The entries below are to be written out again without alteration.

(Chart and figure data)
%%

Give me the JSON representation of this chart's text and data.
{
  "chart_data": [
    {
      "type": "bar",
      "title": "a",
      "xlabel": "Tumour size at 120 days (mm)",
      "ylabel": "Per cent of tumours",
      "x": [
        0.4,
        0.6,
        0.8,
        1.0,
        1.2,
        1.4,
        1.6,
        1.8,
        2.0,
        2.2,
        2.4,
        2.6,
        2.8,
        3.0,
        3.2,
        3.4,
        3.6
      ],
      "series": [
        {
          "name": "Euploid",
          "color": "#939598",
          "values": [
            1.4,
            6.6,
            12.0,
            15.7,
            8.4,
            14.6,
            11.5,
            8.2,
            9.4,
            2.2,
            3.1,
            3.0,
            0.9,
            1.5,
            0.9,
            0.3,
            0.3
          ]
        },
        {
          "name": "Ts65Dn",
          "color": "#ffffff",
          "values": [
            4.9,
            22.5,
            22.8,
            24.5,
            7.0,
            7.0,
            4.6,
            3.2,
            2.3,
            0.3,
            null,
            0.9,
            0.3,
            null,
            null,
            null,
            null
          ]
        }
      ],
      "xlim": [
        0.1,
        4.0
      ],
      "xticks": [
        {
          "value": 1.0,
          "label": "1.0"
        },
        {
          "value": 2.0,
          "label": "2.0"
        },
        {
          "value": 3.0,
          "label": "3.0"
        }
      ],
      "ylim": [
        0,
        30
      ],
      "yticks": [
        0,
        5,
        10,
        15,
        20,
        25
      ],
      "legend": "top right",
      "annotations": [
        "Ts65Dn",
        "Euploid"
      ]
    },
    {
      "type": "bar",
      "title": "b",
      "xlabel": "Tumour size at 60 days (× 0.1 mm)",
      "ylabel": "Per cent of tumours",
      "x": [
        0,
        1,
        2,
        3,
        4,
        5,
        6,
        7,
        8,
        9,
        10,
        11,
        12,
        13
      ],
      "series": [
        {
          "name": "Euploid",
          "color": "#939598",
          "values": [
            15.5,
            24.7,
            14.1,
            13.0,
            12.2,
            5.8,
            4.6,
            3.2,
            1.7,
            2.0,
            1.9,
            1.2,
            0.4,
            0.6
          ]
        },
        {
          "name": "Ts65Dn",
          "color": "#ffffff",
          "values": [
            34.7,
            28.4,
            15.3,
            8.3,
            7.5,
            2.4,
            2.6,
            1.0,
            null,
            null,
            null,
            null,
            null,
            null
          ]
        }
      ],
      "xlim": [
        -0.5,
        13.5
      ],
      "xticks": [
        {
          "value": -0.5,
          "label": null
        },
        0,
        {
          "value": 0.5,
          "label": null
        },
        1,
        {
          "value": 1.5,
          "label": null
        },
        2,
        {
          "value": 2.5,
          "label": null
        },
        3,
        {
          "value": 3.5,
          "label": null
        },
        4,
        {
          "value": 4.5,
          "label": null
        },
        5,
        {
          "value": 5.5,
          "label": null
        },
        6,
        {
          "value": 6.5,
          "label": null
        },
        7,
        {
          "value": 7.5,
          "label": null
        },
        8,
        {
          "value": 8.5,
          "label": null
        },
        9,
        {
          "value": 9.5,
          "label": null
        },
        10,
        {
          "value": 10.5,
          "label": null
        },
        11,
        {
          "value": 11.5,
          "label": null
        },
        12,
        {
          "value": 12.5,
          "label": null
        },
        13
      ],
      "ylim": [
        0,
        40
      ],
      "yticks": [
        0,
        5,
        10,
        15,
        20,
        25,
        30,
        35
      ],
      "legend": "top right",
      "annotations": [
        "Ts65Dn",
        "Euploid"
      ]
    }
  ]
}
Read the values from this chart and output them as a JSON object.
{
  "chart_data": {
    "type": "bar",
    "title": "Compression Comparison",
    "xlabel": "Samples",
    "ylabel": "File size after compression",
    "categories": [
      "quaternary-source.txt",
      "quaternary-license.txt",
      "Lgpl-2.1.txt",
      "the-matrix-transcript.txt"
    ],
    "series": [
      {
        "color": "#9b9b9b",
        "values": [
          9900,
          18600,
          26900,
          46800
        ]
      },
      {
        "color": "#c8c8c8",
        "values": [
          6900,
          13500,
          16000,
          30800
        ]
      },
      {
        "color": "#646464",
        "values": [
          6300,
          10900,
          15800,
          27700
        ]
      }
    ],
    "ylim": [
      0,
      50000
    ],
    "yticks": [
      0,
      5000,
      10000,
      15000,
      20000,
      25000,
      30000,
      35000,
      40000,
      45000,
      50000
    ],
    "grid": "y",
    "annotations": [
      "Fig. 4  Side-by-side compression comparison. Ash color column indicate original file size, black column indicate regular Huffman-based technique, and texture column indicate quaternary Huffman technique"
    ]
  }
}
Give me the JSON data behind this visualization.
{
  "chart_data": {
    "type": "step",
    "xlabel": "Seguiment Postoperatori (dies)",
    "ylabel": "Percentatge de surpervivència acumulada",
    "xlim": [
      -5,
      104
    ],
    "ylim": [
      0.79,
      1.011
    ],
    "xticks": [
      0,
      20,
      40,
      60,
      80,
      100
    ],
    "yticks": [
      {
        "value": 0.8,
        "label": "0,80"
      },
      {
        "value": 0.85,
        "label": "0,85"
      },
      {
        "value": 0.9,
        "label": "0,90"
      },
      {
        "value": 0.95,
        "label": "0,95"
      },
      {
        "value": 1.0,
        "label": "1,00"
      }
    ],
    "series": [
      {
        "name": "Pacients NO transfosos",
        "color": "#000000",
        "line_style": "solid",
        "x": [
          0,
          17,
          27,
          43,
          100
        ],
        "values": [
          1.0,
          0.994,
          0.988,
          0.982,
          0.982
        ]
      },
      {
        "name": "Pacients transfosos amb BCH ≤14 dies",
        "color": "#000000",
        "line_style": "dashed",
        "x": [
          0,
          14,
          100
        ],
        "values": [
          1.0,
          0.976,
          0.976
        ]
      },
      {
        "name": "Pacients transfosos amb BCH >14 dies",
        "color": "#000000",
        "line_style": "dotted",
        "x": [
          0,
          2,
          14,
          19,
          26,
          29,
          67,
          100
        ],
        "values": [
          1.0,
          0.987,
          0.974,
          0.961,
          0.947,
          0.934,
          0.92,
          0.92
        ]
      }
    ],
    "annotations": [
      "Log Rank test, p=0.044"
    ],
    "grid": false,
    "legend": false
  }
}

%%

● Correct response
Give me the JSON representation of this chart's text and data.
{
  "chart_data": [
    {
      "type": "bar",
      "title": "a",
      "xlabel": "Tumour size at 120 days (mm)",
      "ylabel": "Per cent of tumours",
      "x": [
        0.4,
        0.6,
        0.8,
        1.0,
        1.2,
        1.4,
        1.6,
        1.8,
        2.0,
        2.2,
        2.4,
        2.6,
        2.8,
        3.0,
        3.2,
        3.4,
        3.6
      ],
      "series": [
        {
          "name": "Euploid",
          "color": "#939598",
          "values": [
            1.4,
            6.6,
            12.0,
            15.7,
            8.4,
            14.6,
            11.5,
            8.2,
            9.4,
            2.2,
            3.1,
            3.0,
            0.9,
            1.5,
            0.9,
            0.3,
            0.3
          ]
        },
        {
          "name": "Ts65Dn",
          "color": "#ffffff",
          "values": [
            4.9,
            22.5,
            22.8,
            24.5,
            7.0,
            7.0,
            4.6,
            3.2,
            2.3,
            0.3,
            null,
            0.9,
            0.3,
            null,
            null,
            null,
            null
          ]
        }
      ],
      "xlim": [
        0.1,
        4.0
      ],
      "xticks": [
        {
          "value": 1.0,
          "label": "1.0"
        },
        {
          "value": 2.0,
          "label": "2.0"
        },
        {
          "value": 3.0,
          "label": "3.0"
        }
      ],
      "ylim": [
        0,
        30
      ],
      "yticks": [
        0,
        5,
        10,
        15,
        20,
        25
      ],
      "legend": "top right",
      "annotations": [
        "Ts65Dn",
        "Euploid"
      ]
    },
    {
      "type": "bar",
      "title": "b",
      "xlabel": "Tumour size at 60 days (× 0.1 mm)",
      "ylabel": "Per cent of tumours",
      "x": [
        0,
        1,
        2,
        3,
        4,
        5,
        6,
        7,
        8,
        9,
        10,
        11,
        12,
        13
      ],
      "series": [
        {
          "name": "Euploid",
          "color": "#939598",
          "values": [
            15.5,
            24.7,
            14.1,
            13.0,
            12.2,
            5.8,
            4.6,
            3.2,
            1.7,
            2.0,
            1.9,
            1.2,
            0.4,
            0.6
          ]
        },
        {
          "name": "Ts65Dn",
          "color": "#ffffff",
          "values": [
            34.7,
            28.4,
            15.3,
            8.3,
            7.5,
            2.4,
            2.6,
            1.0,
            null,
            null,
            null,
            null,
            null,
            null
          ]
        }
      ],
      "xlim": [
        -0.5,
        13.5
      ],
      "xticks": [
        {
          "value": -0.5,
          "label": null
        },
        0,
        {
          "value": 0.5,
          "label": null
        },
        1,
        {
          "value": 1.5,
          "label": null
        },
        2,
        {
          "value": 2.5,
          "label": null
        },
        3,
        {
          "value": 3.5,
          "label": null
        },
        4,
        {
          "value": 4.5,
          "label": null
        },
        5,
        {
          "value": 5.5,
          "label": null
        },
        6,
        {
          "value": 6.5,
          "label": null
        },
        7,
        {
          "value": 7.5,
          "label": null
        },
        8,
        {
          "value": 8.5,
          "label": null
        },
        9,
        {
          "value": 9.5,
          "label": null
        },
        10,
        {
          "value": 10.5,
          "label": null
        },
        11,
        {
          "value": 11.5,
          "label": null
        },
        12,
        {
          "value": 12.5,
          "label": null
        },
        13
      ],
      "ylim": [
        0,
        40
      ],
      "yticks": [
        0,
        5,
        10,
        15,
        20,
        25,
        30,
        35
      ],
      "legend": "top right",
      "annotations": [
        "Ts65Dn",
        "Euploid"
      ]
    }
  ]
}
Read the values from this chart and output them as a JSON object.
{
  "chart_data": {
    "type": "bar",
    "title": "Compression Comparison",
    "xlabel": "Samples",
    "ylabel": "File size after compression",
    "categories": [
      "quaternary-source.txt",
      "quaternary-license.txt",
      "Lgpl-2.1.txt",
      "the-matrix-transcript.txt"
    ],
    "series": [
      {
        "color": "#9b9b9b",
        "values": [
          9900,
          18600,
          26900,
          46800
        ]
      },
      {
        "color": "#c8c8c8",
        "values": [
          6900,
          13500,
          16000,
          30800
        ]
      },
      {
        "color": "#646464",
        "values": [
          6300,
          10900,
          15800,
          27700
        ]
      }
    ],
    "ylim": [
      0,
      50000
    ],
    "yticks": [
      0,
      5000,
      10000,
      15000,
      20000,
      25000,
      30000,
      35000,
      40000,
      45000,
      50000
    ],
    "grid": "y",
    "annotations": [
      "Fig. 4  Side-by-side compression comparison. Ash color column indicate original file size, black column indicate regular Huffman-based technique, and texture column indicate quaternary Huffman technique"
    ]
  }
}
Give me the JSON data behind this visualization.
{
  "chart_data": {
    "type": "step",
    "xlabel": "Seguiment Postoperatori (dies)",
    "ylabel": "Percentatge de surpervivència acumulada",
    "xlim": [
      -5,
      104
    ],
    "ylim": [
      0.79,
      1.011
    ],
    "xticks": [
      0,
      20,
      40,
      60,
      80,
      100
    ],
    "yticks": [
      {
        "value": 0.8,
        "label": "0,80"
      },
      {
        "value": 0.85,
        "label": "0,85"
      },
      {
        "value": 0.9,
        "label": "0,90"
      },
      {
        "value": 0.95,
        "label": "0,95"
      },
      {
        "value": 1.0,
        "label": "1,00"
      }
    ],
    "series": [
      {
        "name": "Pacients NO transfosos",
        "color": "#000000",
        "line_style": "solid",
        "x": [
          0,
          17,
          27,
          43,
          100
        ],
        "values": [
          1.0,
          0.994,
          0.988,
          0.982,
          0.982
        ]
      },
      {
        "name": "Pacients transfosos amb BCH ≤14 dies",
        "color": "#000000",
        "line_style": "dashed",
        "x": [
          0,
          14,
          100
        ],
        "values": [
          1.0,
          0.976,
          0.976
        ]
      },
      {
        "name": "Pacients transfosos amb BCH >14 dies",
        "color": "#000000",
        "line_style": "dotted",
        "x": [
          0,
          2,
          14,
          19,
          26,
          29,
          67,
          100
        ],
        "values": [
          1.0,
          0.987,
          0.974,
          0.961,
          0.947,
          0.934,
          0.92,
          0.92
        ]
      }
    ],
    "annotations": [
      "Log Rank test, p=0.044"
    ],
    "grid": false,
    "legend": false
  }
}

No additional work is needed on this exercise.